**Tasks to perform:**
1 – According to the passage on Mexico's energy reform, in what year was the country's hydrocarbons sector nationalized?
2 – Repeat the passage on Mexico's energy reform from "For many years, Mexico" to "to Mexico’s constitution.".
3 – Go on with the passage on Mexico's energy reform, picking up after its last sentence.

**Source:**

++++++

Mexico has long enjoyed considerable reserves of oil and natural gas, but in recent years its oil production has declined and the country has experienced oil shortages and rising electricity prices. It is not unreasonable to ask why, despite having the necessary raw materials, Mexico has been unable to exploit its relative riches to become a major energy and industrial power.
For many years, Mexico lacked the political will to open up the country’s energy sector to foreign investors. This could have brought expertise, technology and money to a broad range of industries, but it would also have meant fundamental change to Mexico’s constitution.
This dated back some time, in fact to 1938, when Mexican president Lazaro Cardenas nationalised the hydrocarbons sector. Since then, any discussion around foreign investment has been politically sensitive.
When Mexico did decide to open its energy border, it brought to an end decades of vertically-integrated state monopolies and tepid private participation in hydrocarbons. The reforms are not just targeting a revitalised set of energy sectors, but also aimed at accelerating the growth of the entire Mexican economy.
The most far-reaching of the changes driven by the reforms will be overseas involvement in the natural resources and power generation sectors. That said, the state will continue to be the owner of all subsurface hydrocarbons and the exploration and extraction of oil and other hydrocarbons remains the exclusive preserve of the Mexican government.
But, importantly, private participation in such activities is now permitted. Amid these sweeping changes, Petroleos Mexicanos (PEMEX) will become a “productive state enterprise” alongside other similar entities to be established.
While PEMEX is pivotal in the new paradigm – the company is likely to receive the mandate for exploration and extraction of hydrocarbons – the reforms are aimed at ending the company’s monopoly while making it a more capable, self-sustaining and competitive entity. Although converted to a state-owned company, it can raise debt on the capital markets, but cannot sell shares or equity instruments.

++++++

**Information shown:**
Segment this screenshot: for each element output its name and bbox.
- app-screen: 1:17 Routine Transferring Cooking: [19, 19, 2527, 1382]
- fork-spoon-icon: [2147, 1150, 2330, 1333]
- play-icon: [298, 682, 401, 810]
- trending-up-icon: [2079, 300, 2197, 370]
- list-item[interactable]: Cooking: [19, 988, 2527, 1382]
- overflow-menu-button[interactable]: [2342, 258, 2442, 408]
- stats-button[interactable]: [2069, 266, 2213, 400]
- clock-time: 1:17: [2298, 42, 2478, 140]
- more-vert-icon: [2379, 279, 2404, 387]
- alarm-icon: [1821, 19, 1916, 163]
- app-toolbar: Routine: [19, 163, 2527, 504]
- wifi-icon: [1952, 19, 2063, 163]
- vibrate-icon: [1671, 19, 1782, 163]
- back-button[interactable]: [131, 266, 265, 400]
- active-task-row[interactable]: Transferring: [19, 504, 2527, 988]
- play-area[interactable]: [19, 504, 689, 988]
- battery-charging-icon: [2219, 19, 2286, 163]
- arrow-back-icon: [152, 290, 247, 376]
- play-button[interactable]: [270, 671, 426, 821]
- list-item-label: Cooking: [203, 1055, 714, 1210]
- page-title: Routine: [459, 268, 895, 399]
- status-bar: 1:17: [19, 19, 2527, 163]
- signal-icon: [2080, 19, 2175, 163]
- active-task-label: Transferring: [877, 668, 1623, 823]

++++++

**Answers to the problems:**
1 – In 1938.

2 –
For many years, Mexico lacked the political will to open up the country’s energy sector to foreign investors. This could have brought expertise, technology and money to a broad range of industries, but it would also have meant fundamental change to Mexico’s constitution.

3 –
Interestingly, both PEMEX and private market entrants in the midstream and downstream oil sector are expected to build export capacity to the Pacific markets. There is recognition that there is little room for exports to the US market given the surfeit of light tight oil. Conversely, Mexico may start to import light crudes from the US as its own refining capability grows.
Three laws will be the cornerstone of the reform of oil and gas: the Hydrocarbons Law; the Hydrocarbons Revenue Law; and the PEMEX Law. All are key in increasing the production of oil and natural gas, and bringing down electricity prices by replacing high-cost fuels with new supplies of natural gas.
The Hydrocarbons Law regulates all activities related to the industry in Mexican territory. The Revenue Law supplements the Hydrocarbons Law and deals with royalties, taxes and fees. The law has different formulas for setting payments based on the nature of each contract.
But what can we expect to see emerging in the coming years? The reforms will strengthen competitiveness in the generation of power while expanding transmission networks, improving distribution and, ultimately, providing better value for the consumer. In addition to PEMEX’s new role, Comision Federal de Electricidad (CFE) will also become a productive state business.
OPPORTUNITIES TO PARTICIPATE
For the private sector, there will also be opportunities to participate in electricity projects, ranging from investments in generation, to transmission and distribution. The energy sector in Mexico has great potential. For example, the Ministry of Energy estimates the annual demand for electricity will grow at an average rate of more than 4 percent per annum right up until 2028. This will involve the installation of around 25 gigawatts (GW) of new generating capacity from 2013 to 2020.
Mexico also intends to generate 35 percent of its total energy produced from clean sources by 2024. As Mexico moves its base load generating capacity towards natural gas, it will in turn drive a significant upgrade of the country’s natural gas distribution system.
The private sector may also venture into retail activity as well as power generation. At present, Mexican retail energy rates are almost 50 percent higher than those in the US, so it’s easy to see how cost-efficient companies could flourish in this environment. Companies specialising in transmission and distribution may also establish partnerships with CFE to upgrade and expand the grid.
Private companies can also benefit from a more liberal oil and gas sector. After peaking in 2004, oil production in Mexico began falling at an alarming rate with the ongoing depletion of the Cantarell Oil Field, which was central to Mexican oil production. From 2004 to 2014, oil output fell by one million barrels a day.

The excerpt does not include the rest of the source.